EXERCISE AIM
Gather up every line that includes the string "JSON".

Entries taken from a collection
--------
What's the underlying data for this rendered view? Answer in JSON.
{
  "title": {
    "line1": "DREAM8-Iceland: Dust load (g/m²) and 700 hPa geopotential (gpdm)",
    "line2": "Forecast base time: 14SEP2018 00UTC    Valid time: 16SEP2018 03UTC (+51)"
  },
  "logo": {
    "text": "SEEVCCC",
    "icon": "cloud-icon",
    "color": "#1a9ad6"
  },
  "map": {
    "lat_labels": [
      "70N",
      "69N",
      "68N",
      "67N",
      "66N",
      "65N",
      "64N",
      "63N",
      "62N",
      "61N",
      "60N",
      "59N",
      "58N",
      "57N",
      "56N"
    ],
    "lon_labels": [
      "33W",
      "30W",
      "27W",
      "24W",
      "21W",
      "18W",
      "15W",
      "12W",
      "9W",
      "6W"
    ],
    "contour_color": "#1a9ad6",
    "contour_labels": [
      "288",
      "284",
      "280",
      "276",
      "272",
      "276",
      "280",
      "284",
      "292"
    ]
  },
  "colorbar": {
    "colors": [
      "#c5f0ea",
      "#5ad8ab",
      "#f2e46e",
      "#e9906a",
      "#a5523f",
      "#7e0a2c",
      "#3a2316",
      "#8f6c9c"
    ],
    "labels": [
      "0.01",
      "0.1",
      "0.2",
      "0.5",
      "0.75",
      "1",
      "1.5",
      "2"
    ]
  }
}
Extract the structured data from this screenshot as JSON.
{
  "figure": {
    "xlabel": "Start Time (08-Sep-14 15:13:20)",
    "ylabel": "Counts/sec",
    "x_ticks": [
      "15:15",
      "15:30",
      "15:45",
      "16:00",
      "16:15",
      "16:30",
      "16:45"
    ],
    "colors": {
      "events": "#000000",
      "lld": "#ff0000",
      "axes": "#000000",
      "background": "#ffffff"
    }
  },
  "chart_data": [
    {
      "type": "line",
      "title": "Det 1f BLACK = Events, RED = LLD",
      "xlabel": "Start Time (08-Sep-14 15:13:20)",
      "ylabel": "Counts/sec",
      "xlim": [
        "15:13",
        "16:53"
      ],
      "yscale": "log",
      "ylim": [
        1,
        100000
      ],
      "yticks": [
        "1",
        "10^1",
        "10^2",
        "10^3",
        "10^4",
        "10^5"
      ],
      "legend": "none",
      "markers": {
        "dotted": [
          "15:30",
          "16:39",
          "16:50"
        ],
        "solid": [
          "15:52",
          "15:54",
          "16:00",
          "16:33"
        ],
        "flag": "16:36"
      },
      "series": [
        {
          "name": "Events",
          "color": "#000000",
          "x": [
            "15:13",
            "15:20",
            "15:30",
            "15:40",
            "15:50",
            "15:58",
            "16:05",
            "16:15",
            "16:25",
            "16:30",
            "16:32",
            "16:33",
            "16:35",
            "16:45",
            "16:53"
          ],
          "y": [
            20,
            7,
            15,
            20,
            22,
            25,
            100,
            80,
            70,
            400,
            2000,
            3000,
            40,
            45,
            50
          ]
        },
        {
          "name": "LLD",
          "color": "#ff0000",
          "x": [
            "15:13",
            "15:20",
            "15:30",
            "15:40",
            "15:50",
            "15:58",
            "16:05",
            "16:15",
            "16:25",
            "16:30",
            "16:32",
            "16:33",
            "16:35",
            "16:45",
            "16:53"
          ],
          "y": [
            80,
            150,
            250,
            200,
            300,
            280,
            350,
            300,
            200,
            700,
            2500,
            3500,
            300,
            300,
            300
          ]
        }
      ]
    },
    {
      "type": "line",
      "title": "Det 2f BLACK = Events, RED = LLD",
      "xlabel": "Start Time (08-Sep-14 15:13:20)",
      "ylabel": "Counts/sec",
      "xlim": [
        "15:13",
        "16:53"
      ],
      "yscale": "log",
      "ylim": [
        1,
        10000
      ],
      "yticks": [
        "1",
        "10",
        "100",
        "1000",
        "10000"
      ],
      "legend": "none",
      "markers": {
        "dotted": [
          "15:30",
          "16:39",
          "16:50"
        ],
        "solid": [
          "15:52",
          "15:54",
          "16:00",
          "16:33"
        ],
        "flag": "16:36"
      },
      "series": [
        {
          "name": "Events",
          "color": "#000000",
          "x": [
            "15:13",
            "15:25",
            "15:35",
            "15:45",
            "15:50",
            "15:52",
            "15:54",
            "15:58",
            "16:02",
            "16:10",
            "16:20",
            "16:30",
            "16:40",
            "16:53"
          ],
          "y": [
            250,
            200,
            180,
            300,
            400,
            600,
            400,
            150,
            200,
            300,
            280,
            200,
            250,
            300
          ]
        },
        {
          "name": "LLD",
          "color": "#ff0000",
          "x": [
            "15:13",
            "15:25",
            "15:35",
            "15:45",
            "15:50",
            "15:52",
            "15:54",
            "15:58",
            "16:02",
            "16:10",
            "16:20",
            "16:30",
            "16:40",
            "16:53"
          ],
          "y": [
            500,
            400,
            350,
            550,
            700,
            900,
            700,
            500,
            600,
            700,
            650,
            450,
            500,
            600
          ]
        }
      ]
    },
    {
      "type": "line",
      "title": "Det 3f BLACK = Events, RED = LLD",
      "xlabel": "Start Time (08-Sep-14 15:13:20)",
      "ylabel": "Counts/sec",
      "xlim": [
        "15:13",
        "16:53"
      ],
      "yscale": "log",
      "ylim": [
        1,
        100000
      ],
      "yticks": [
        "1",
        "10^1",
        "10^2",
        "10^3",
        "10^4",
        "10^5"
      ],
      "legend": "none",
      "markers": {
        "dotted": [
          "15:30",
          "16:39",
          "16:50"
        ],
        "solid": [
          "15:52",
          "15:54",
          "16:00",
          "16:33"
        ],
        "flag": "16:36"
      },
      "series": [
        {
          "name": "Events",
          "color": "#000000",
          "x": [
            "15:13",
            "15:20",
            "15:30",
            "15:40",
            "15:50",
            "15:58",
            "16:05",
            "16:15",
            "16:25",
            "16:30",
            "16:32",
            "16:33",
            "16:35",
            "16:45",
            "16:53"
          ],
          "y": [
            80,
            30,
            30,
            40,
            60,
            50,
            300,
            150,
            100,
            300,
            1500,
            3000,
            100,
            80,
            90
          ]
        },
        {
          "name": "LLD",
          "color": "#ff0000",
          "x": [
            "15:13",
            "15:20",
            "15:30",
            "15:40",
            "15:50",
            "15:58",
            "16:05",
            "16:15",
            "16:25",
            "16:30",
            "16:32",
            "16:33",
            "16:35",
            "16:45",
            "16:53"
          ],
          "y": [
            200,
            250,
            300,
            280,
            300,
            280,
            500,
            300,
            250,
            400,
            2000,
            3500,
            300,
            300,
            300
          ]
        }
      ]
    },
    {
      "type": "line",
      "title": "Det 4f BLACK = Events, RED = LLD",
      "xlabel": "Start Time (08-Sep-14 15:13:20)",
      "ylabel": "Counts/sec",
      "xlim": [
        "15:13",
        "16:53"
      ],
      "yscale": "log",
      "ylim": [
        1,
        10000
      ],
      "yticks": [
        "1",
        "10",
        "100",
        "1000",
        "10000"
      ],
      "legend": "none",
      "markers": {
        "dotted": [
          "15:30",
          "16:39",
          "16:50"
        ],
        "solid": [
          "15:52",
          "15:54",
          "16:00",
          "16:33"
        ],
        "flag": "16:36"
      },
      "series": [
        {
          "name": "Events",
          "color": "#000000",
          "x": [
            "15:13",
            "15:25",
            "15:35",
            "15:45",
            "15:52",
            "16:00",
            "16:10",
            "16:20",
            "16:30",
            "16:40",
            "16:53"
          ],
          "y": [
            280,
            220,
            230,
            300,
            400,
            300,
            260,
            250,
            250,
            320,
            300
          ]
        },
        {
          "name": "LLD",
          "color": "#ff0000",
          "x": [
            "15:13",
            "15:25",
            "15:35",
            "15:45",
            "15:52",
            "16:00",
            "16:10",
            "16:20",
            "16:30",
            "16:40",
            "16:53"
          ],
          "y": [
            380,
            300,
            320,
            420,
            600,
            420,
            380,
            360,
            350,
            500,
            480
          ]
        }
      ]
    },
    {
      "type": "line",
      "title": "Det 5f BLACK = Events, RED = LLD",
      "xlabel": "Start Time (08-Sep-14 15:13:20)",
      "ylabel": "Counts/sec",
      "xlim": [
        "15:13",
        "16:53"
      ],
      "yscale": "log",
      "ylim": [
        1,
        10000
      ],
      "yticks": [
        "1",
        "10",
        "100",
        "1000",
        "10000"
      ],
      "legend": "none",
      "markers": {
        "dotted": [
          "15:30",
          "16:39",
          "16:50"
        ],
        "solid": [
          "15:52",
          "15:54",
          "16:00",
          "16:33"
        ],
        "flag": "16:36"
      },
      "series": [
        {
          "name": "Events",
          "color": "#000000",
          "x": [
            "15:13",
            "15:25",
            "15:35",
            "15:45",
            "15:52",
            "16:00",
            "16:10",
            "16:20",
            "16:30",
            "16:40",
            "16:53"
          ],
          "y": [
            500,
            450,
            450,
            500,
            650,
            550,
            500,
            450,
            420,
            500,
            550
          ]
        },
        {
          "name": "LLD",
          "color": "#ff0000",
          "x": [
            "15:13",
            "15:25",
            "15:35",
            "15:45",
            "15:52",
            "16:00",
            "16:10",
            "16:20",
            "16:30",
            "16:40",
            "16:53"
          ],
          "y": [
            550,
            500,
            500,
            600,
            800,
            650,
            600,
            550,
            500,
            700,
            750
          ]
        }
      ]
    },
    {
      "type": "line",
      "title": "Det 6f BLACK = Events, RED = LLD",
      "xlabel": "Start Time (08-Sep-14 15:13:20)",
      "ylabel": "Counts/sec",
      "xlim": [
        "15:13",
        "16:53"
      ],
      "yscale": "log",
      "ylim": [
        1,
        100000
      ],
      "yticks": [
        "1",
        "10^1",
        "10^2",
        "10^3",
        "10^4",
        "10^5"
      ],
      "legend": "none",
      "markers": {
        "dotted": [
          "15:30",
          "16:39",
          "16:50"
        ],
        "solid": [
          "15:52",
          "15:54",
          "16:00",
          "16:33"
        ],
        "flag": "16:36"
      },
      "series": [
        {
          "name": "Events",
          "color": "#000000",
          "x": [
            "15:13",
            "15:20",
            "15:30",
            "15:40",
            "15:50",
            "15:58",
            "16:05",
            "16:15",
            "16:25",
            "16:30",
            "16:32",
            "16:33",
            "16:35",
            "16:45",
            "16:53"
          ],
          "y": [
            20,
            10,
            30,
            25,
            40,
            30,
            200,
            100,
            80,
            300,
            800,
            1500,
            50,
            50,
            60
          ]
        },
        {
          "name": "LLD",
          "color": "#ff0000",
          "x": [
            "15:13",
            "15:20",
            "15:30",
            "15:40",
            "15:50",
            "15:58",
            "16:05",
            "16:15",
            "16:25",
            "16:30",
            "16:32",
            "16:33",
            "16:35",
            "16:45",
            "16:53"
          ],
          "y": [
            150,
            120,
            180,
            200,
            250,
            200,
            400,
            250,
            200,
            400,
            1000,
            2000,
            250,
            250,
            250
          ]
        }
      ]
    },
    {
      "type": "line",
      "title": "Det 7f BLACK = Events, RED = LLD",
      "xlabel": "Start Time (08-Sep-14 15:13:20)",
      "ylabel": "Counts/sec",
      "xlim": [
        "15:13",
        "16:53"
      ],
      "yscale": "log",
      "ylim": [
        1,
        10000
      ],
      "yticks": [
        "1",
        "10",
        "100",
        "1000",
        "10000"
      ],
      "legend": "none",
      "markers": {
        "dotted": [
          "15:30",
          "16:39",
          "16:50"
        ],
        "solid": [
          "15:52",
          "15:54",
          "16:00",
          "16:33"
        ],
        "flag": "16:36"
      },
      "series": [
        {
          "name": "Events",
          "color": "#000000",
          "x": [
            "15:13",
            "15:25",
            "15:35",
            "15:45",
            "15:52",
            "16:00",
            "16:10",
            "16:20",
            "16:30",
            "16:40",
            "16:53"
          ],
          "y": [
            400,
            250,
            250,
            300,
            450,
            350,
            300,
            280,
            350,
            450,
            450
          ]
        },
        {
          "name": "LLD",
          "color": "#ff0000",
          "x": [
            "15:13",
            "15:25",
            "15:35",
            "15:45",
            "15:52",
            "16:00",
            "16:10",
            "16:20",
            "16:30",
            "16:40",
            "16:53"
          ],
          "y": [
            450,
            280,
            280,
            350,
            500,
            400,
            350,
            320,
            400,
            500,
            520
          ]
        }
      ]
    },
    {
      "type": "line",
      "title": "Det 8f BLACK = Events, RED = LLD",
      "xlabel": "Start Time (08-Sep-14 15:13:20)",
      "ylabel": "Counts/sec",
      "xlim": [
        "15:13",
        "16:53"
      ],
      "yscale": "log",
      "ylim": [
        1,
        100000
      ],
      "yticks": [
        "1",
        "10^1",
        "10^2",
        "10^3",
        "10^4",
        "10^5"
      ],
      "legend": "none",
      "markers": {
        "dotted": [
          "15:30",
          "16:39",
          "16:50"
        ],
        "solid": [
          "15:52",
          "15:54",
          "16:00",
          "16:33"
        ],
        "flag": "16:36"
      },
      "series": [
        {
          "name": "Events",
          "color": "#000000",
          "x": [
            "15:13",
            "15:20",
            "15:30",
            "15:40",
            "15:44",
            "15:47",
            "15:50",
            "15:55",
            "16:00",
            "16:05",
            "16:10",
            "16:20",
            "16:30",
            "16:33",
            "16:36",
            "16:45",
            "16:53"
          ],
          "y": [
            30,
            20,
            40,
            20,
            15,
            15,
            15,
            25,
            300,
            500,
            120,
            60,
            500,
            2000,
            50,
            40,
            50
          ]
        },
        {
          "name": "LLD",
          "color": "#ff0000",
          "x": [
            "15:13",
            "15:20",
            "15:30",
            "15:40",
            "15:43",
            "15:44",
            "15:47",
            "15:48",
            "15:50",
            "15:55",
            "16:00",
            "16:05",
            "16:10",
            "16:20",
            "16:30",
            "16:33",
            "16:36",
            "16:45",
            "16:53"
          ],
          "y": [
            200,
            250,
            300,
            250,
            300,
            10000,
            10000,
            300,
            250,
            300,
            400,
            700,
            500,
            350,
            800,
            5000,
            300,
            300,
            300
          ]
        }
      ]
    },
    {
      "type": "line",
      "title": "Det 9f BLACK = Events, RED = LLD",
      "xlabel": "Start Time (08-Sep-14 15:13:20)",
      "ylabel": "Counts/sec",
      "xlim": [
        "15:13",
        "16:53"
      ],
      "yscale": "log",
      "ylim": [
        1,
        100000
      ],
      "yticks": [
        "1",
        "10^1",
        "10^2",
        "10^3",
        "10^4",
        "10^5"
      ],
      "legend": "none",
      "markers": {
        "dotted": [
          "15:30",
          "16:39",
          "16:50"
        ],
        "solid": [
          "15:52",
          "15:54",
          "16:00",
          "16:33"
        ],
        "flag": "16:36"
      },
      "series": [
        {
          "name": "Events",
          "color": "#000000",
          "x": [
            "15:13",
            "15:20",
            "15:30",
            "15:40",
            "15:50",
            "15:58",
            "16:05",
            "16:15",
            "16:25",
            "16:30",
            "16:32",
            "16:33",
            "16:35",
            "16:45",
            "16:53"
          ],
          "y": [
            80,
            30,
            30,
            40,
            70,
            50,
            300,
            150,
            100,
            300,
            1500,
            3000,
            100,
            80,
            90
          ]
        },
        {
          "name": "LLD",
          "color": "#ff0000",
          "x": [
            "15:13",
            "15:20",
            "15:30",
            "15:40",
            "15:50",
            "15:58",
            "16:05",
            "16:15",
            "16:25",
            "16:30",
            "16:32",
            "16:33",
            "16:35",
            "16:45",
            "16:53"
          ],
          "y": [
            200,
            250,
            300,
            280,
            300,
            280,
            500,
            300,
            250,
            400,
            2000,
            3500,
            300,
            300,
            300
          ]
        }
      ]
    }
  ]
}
--------
CORRECT ANSWER
What's the underlying data for this rendered view? Answer in JSON.
Extract the structured data from this screenshot as JSON.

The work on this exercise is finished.